EXERCISE TASK
Pick out the lines below that include the string "yuan".

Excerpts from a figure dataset
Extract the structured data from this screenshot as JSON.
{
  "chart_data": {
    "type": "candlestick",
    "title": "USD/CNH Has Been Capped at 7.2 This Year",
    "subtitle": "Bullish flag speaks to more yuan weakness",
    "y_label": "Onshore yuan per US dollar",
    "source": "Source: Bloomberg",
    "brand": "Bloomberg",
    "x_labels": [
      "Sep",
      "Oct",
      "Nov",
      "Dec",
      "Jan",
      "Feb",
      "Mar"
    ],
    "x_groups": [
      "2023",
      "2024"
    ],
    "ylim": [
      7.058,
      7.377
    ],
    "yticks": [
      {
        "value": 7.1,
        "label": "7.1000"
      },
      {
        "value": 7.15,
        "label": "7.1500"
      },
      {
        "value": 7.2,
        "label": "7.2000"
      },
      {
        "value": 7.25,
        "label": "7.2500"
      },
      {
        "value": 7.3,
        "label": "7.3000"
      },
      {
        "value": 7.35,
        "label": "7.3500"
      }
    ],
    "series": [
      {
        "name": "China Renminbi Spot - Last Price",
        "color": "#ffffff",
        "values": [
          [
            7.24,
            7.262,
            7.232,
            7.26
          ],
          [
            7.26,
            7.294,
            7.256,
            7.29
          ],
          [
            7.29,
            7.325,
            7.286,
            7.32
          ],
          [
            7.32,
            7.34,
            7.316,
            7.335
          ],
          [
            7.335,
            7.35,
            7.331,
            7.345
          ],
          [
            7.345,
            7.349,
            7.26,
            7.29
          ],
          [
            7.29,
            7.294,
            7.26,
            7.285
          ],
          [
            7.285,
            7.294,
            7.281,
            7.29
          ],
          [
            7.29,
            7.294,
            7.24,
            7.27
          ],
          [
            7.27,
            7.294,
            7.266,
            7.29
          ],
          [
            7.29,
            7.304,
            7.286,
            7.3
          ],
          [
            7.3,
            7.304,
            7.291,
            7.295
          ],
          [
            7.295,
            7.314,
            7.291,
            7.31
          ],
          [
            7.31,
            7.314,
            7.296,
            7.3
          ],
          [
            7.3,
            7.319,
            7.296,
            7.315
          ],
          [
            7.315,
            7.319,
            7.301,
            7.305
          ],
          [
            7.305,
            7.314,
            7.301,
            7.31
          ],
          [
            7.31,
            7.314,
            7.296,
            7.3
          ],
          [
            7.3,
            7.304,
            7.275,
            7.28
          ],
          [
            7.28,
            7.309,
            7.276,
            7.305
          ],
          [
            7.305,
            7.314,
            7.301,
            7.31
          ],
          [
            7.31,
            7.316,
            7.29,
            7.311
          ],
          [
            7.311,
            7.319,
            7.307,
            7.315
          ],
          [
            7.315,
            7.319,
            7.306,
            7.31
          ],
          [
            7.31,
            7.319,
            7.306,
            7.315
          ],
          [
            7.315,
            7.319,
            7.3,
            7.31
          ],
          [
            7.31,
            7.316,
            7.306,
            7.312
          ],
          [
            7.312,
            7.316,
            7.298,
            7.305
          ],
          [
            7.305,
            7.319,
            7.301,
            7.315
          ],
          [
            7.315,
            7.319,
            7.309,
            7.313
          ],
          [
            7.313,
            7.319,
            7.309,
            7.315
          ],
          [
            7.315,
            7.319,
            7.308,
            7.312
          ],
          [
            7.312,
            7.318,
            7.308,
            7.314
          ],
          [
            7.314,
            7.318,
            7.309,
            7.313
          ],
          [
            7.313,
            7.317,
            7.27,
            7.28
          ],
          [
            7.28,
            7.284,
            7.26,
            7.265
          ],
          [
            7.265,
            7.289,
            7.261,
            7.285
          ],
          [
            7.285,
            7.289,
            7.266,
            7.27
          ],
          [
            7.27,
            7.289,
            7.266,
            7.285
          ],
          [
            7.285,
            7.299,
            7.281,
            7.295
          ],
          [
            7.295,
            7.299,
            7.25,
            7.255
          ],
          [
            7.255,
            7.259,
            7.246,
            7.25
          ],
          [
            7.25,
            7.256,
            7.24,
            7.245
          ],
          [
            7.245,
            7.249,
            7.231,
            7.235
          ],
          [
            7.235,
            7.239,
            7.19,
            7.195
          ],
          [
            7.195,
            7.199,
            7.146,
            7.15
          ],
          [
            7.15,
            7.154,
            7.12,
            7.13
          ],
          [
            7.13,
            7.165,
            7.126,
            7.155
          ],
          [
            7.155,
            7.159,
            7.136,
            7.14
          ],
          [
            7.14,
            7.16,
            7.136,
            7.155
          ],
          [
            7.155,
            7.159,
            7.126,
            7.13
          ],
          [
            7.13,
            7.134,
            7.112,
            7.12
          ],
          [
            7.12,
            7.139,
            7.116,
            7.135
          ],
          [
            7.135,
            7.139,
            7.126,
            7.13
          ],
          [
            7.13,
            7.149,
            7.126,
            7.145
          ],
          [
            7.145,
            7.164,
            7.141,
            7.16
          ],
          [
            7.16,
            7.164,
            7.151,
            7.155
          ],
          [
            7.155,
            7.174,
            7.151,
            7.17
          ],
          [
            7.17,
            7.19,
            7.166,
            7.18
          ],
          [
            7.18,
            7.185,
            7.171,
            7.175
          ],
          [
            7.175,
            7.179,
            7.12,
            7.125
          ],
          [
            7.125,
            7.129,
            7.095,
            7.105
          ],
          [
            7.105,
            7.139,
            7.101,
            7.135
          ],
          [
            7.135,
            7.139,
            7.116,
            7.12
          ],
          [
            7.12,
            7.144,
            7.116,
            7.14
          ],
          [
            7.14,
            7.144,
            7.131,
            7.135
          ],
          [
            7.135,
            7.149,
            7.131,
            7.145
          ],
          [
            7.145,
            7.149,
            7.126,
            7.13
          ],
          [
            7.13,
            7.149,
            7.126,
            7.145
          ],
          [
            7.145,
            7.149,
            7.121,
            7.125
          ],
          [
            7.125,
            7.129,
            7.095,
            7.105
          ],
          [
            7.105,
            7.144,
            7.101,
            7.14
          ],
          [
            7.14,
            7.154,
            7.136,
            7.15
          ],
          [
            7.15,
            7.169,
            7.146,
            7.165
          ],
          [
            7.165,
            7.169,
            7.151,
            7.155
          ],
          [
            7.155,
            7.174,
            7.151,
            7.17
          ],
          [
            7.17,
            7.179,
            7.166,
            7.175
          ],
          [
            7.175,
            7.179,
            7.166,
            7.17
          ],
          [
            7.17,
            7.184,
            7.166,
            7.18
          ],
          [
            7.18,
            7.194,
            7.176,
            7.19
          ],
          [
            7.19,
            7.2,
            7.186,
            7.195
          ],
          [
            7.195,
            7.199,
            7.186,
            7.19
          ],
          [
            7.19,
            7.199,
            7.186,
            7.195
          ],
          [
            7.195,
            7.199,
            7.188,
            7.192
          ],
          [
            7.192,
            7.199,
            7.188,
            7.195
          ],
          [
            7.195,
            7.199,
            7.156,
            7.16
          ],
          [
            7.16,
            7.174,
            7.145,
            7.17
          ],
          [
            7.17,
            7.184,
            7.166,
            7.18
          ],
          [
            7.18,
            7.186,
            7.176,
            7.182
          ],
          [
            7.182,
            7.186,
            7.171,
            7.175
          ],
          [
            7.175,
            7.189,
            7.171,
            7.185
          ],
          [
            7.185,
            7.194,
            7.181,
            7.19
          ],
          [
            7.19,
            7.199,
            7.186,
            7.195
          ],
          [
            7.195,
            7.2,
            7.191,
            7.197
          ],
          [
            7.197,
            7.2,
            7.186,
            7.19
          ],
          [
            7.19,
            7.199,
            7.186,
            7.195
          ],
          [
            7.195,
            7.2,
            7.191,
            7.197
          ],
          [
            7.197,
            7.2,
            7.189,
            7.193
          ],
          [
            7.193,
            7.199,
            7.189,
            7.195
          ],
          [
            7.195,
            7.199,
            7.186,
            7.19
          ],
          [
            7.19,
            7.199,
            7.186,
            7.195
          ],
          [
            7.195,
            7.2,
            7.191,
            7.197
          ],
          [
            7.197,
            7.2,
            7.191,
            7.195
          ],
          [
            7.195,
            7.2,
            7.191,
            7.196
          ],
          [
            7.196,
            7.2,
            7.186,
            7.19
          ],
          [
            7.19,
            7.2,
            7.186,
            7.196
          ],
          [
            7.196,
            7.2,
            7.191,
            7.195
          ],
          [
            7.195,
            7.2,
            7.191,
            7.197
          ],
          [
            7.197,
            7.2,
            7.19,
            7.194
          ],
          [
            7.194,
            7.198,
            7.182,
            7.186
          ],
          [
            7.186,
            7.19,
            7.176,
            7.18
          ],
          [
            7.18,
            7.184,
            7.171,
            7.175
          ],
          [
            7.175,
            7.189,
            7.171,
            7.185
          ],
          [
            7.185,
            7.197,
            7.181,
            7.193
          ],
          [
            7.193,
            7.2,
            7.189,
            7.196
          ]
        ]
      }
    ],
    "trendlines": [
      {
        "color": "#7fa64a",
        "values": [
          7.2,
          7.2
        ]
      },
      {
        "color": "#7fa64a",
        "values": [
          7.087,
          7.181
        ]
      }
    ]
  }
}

WORKED SOLUTION
    "subtitle": "Bullish flag speaks to more yuan weakness",
    "y_label": "Onshore yuan per US dollar",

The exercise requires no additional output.